++++ DATA EXCERPTS

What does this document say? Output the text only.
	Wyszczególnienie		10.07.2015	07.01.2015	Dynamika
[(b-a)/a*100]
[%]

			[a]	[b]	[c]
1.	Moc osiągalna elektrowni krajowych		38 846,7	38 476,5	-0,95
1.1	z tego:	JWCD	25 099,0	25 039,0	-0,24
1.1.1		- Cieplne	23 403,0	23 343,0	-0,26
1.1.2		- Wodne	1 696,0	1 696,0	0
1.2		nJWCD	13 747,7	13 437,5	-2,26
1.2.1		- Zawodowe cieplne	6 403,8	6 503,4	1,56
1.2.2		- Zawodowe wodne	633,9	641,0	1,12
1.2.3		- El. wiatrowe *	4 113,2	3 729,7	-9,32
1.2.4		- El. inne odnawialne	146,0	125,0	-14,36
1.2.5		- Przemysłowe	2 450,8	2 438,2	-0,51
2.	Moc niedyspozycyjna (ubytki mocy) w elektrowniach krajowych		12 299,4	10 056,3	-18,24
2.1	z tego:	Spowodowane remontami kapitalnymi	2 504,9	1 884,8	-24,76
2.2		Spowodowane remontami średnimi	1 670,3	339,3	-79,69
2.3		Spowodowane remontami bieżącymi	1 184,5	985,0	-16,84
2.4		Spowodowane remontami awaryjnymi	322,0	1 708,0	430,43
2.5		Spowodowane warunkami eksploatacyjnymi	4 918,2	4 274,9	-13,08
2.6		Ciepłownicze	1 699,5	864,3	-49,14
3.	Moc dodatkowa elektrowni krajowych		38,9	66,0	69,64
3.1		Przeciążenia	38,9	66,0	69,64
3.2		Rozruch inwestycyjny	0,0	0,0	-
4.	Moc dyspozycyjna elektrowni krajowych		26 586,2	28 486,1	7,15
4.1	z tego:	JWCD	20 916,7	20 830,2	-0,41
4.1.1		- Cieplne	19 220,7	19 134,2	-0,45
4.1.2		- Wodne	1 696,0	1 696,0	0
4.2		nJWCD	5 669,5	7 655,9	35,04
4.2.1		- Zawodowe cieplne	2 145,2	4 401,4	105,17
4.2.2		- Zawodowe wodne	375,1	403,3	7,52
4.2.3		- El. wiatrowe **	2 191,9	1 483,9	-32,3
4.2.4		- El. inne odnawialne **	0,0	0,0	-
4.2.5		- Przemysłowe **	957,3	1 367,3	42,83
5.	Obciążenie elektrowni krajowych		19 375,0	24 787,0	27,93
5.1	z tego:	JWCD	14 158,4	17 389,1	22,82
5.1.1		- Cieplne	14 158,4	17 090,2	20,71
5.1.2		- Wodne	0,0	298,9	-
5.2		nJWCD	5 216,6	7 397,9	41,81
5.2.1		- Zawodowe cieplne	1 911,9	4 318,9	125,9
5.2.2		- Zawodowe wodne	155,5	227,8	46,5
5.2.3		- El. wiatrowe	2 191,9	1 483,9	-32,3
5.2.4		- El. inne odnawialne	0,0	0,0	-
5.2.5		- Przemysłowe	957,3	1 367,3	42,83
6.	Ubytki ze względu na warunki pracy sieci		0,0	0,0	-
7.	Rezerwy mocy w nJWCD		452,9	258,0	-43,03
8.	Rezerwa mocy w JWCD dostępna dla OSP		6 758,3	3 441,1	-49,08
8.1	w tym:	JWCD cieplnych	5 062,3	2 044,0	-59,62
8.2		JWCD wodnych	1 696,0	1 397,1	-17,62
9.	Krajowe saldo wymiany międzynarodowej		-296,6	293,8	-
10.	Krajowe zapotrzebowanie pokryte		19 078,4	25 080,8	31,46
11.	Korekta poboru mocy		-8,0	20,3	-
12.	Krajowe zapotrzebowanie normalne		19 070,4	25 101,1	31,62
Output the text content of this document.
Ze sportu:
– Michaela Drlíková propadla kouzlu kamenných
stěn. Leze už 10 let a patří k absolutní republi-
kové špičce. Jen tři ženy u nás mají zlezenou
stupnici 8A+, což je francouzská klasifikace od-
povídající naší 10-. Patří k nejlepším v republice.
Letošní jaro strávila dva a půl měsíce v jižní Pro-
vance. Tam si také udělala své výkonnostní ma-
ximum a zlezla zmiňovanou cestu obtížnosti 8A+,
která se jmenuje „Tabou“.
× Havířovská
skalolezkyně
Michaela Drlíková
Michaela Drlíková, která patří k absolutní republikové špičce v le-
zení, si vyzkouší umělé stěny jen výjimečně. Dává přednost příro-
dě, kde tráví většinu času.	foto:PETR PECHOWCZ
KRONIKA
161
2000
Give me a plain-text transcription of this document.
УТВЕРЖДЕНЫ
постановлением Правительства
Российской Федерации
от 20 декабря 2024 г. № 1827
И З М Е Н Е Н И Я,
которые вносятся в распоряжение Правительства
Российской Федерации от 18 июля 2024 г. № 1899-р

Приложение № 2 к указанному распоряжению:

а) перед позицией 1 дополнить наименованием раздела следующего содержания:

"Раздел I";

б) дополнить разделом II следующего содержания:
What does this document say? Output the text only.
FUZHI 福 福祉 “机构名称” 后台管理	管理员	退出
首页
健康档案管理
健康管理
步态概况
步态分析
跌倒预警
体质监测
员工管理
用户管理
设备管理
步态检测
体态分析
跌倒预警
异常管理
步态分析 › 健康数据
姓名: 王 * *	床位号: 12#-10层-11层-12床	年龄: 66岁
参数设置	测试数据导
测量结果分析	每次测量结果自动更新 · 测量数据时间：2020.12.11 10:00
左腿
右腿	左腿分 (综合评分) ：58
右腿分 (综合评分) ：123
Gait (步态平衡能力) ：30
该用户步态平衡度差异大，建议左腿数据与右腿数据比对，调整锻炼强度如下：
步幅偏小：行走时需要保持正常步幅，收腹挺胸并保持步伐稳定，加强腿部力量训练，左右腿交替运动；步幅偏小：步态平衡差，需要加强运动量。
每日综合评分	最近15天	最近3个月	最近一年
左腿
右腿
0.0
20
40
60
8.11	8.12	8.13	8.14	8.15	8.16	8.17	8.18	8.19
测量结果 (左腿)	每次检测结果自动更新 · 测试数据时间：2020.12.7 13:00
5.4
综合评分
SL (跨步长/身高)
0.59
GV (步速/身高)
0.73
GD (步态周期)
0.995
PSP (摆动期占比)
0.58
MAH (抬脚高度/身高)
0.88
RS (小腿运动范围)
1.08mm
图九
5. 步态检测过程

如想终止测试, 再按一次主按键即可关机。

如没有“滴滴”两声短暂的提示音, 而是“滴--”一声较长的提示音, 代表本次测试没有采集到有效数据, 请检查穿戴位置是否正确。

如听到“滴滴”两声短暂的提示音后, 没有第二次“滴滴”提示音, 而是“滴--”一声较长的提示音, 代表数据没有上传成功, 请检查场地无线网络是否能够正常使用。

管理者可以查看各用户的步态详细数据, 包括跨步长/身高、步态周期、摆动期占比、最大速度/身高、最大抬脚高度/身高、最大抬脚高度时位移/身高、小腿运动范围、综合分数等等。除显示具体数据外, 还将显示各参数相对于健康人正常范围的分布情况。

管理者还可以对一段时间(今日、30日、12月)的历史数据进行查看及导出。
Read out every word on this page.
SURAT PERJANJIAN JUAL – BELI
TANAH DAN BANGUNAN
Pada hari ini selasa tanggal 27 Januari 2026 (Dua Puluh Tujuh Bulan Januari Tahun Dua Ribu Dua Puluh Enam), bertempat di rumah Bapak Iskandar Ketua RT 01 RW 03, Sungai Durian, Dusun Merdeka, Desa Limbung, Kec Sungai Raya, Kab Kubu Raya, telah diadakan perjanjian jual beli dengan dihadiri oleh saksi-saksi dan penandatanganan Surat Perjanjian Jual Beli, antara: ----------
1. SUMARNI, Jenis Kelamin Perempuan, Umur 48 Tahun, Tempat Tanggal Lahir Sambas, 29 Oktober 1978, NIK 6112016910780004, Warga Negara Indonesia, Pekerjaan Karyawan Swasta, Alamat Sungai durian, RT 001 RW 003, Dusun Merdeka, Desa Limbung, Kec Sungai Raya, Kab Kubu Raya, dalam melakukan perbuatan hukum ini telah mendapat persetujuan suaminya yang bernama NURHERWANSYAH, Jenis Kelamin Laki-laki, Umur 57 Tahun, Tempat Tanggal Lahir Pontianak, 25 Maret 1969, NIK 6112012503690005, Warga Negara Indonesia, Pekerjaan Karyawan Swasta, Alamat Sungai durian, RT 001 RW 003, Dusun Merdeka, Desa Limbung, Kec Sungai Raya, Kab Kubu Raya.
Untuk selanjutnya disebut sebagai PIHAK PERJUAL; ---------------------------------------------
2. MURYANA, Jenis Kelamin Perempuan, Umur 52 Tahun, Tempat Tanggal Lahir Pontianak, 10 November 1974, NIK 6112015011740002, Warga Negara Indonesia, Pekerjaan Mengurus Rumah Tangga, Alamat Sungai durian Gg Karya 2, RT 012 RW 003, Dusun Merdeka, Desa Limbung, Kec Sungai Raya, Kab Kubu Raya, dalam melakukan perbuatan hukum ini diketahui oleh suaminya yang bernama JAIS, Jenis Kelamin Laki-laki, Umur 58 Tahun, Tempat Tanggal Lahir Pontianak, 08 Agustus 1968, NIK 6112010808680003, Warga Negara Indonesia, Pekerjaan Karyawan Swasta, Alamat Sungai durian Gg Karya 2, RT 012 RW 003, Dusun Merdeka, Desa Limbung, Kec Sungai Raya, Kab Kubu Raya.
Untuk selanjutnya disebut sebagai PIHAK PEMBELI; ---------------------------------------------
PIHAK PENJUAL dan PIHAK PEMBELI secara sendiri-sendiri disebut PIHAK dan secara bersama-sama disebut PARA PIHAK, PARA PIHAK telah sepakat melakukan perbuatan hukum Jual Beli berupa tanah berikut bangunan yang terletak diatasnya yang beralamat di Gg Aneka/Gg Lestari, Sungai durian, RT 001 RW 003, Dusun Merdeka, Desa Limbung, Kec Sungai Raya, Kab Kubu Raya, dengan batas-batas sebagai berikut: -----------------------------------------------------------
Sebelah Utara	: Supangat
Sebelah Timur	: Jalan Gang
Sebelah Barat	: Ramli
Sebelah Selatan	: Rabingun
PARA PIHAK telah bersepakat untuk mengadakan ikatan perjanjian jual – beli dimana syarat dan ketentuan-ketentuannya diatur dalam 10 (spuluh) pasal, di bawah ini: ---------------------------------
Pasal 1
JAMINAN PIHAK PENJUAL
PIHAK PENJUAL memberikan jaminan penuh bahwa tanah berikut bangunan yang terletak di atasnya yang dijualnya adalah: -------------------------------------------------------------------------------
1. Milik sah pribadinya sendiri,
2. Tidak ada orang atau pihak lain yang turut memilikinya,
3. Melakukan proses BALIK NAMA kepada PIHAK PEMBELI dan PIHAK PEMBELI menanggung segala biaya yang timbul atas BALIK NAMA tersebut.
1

++++++++

WORK TO COMPLETE:
Report back each line of the entries that holds the string "remontami".

WRITTEN REPLY:
2.1	z tego:	Spowodowane remontami kapitalnymi	2 504,9	1 884,8	-24,76
2.2		Spowodowane remontami średnimi	1 670,3	339,3	-79,69
2.3		Spowodowane remontami bieżącymi	1 184,5	985,0	-16,84
2.4		Spowodowane remontami awaryjnymi	322,0	1 708,0	430,43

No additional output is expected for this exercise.